== Material for the task ==
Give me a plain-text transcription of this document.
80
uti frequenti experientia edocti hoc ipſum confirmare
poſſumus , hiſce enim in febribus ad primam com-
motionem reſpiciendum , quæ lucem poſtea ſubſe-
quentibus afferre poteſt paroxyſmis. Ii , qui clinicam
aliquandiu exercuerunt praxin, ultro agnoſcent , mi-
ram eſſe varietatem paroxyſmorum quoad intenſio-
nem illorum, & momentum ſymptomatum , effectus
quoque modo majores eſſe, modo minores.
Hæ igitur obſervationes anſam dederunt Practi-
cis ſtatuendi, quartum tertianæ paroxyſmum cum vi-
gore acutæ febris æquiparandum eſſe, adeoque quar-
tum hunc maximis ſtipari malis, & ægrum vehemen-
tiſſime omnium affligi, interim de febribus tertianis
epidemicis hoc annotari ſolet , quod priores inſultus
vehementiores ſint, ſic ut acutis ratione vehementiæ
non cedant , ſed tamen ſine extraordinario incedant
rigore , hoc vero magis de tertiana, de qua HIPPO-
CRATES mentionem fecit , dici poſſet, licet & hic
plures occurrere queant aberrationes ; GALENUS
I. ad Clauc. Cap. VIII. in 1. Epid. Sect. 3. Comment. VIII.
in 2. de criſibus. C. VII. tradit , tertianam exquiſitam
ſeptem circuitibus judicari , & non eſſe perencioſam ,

== Task requirements ==
Produce an exact copy of every entry above.

== Completed task ==
Give me a plain-text transcription of this document.
80
uti frequenti experientia edocti hoc ipſum confirmare
poſſumus , hiſce enim in febribus ad primam com-
motionem reſpiciendum , quæ lucem poſtea ſubſe-
quentibus afferre poteſt paroxyſmis. Ii , qui clinicam
aliquandiu exercuerunt praxin, ultro agnoſcent , mi-
ram eſſe varietatem paroxyſmorum quoad intenſio-
nem illorum, & momentum ſymptomatum , effectus
quoque modo majores eſſe, modo minores.
Hæ igitur obſervationes anſam dederunt Practi-
cis ſtatuendi, quartum tertianæ paroxyſmum cum vi-
gore acutæ febris æquiparandum eſſe, adeoque quar-
tum hunc maximis ſtipari malis, & ægrum vehemen-
tiſſime omnium affligi, interim de febribus tertianis
epidemicis hoc annotari ſolet , quod priores inſultus
vehementiores ſint, ſic ut acutis ratione vehementiæ
non cedant , ſed tamen ſine extraordinario incedant
rigore , hoc vero magis de tertiana, de qua HIPPO-
CRATES mentionem fecit , dici poſſet, licet & hic
plures occurrere queant aberrationes ; GALENUS
I. ad Clauc. Cap. VIII. in 1. Epid. Sect. 3. Comment. VIII.
in 2. de criſibus. C. VII. tradit , tertianam exquiſitam
ſeptem circuitibus judicari , & non eſſe perencioſam ,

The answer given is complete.